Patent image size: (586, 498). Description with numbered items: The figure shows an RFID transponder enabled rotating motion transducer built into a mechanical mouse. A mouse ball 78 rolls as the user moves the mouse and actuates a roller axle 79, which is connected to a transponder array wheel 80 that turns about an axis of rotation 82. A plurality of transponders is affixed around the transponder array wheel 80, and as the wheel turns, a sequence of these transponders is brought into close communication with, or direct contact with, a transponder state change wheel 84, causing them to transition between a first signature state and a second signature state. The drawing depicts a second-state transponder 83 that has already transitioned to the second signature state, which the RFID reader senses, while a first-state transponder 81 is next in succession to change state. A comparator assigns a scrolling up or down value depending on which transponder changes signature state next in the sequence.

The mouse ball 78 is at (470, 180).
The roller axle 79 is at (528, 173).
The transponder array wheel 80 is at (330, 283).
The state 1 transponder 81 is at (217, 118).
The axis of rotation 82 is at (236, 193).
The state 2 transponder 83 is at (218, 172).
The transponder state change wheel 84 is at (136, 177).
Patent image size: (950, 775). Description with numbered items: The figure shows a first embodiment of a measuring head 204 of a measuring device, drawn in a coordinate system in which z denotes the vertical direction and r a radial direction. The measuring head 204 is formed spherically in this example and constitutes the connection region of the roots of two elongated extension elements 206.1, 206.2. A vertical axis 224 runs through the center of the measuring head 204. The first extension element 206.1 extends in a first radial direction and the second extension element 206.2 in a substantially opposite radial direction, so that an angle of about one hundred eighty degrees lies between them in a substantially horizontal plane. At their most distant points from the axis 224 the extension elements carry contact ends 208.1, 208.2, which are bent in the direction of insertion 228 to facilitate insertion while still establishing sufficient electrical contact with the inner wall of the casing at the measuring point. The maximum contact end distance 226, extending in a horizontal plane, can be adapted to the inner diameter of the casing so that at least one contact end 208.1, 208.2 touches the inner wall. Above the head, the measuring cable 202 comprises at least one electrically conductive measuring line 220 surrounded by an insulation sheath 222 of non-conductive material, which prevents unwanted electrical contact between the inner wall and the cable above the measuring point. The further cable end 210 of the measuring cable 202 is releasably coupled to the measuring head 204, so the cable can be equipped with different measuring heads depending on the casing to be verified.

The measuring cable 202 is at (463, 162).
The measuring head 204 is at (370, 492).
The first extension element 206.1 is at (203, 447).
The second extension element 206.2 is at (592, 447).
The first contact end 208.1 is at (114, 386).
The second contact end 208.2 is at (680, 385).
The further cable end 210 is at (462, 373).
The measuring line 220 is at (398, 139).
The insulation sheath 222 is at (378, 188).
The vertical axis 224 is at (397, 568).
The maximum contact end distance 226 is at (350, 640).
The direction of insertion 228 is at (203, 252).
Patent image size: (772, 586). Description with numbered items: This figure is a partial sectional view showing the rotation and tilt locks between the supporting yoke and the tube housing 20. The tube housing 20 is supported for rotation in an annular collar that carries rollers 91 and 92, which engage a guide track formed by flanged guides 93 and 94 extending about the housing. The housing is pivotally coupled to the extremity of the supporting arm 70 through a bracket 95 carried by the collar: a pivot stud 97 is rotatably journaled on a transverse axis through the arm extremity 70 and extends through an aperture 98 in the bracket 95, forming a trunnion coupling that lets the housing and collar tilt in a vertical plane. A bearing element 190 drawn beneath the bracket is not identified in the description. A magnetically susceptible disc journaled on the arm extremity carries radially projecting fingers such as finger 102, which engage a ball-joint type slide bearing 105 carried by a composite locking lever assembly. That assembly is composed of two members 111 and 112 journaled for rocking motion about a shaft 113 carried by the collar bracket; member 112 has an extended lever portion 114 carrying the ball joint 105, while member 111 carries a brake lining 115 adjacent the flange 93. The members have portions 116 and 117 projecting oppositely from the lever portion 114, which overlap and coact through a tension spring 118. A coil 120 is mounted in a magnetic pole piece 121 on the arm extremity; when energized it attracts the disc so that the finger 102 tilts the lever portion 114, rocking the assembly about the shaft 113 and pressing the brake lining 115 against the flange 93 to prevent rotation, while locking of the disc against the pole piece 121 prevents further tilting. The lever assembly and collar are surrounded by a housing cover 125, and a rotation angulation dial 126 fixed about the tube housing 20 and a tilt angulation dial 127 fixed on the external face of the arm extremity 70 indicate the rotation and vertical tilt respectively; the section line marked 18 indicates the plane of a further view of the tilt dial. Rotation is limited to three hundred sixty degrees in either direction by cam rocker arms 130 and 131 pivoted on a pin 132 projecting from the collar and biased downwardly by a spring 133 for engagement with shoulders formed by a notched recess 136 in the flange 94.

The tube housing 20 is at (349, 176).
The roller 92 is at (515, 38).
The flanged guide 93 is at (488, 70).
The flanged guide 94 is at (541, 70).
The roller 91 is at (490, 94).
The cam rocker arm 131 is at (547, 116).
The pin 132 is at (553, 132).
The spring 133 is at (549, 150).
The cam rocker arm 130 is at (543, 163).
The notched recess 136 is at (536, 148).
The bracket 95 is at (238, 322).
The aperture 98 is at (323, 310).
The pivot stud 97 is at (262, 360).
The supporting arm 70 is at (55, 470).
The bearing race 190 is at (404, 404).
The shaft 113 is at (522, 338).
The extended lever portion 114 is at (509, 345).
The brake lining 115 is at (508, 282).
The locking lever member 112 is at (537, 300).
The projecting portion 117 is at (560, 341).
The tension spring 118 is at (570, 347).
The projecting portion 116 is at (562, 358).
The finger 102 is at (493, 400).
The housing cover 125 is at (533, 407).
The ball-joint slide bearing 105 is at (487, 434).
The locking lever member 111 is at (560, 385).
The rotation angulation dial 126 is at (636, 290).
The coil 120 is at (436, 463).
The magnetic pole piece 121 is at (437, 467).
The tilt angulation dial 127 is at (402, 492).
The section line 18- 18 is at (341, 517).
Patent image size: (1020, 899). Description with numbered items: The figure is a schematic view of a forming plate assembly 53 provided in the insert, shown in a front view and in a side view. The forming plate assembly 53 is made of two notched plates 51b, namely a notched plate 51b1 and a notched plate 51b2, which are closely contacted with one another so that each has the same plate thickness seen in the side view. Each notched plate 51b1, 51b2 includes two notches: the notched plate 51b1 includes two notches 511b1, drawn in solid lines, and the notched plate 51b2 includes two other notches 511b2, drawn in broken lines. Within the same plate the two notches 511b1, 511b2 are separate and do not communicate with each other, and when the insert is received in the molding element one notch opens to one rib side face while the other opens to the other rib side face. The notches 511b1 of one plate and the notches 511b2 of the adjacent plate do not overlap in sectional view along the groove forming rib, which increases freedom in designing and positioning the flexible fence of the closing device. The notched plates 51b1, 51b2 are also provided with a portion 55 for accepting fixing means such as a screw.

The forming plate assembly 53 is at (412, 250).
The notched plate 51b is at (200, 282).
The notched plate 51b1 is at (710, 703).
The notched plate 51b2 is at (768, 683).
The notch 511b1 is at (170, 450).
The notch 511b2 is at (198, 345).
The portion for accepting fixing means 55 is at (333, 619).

§ GIVEN TASK:
Collect every line of the data above that contains the word "axle", and copy each one in full.

§ FINISHED TASK:
Patent image size: (586, 498). Description with numbered items: The figure shows an RFID transponder enabled rotating motion transducer built into a mechanical mouse. A mouse ball 78 rolls as the user moves the mouse and actuates a roller axle 79, which is connected to a transponder array wheel 80 that turns about an axis of rotation 82. A plurality of transponders is affixed around the transponder array wheel 80, and as the wheel turns, a sequence of these transponders is brought into close communication with, or direct contact with, a transponder state change wheel 84, causing them to transition between a first signature state and a second signature state. The drawing depicts a second-state transponder 83 that has already transitioned to the second signature state, which the RFID reader senses, while a first-state transponder 81 is next in succession to change state. A comparator assigns a scrolling up or down value depending on which transponder changes signature state next in the sequence.
The roller axle 79 is at (528, 173).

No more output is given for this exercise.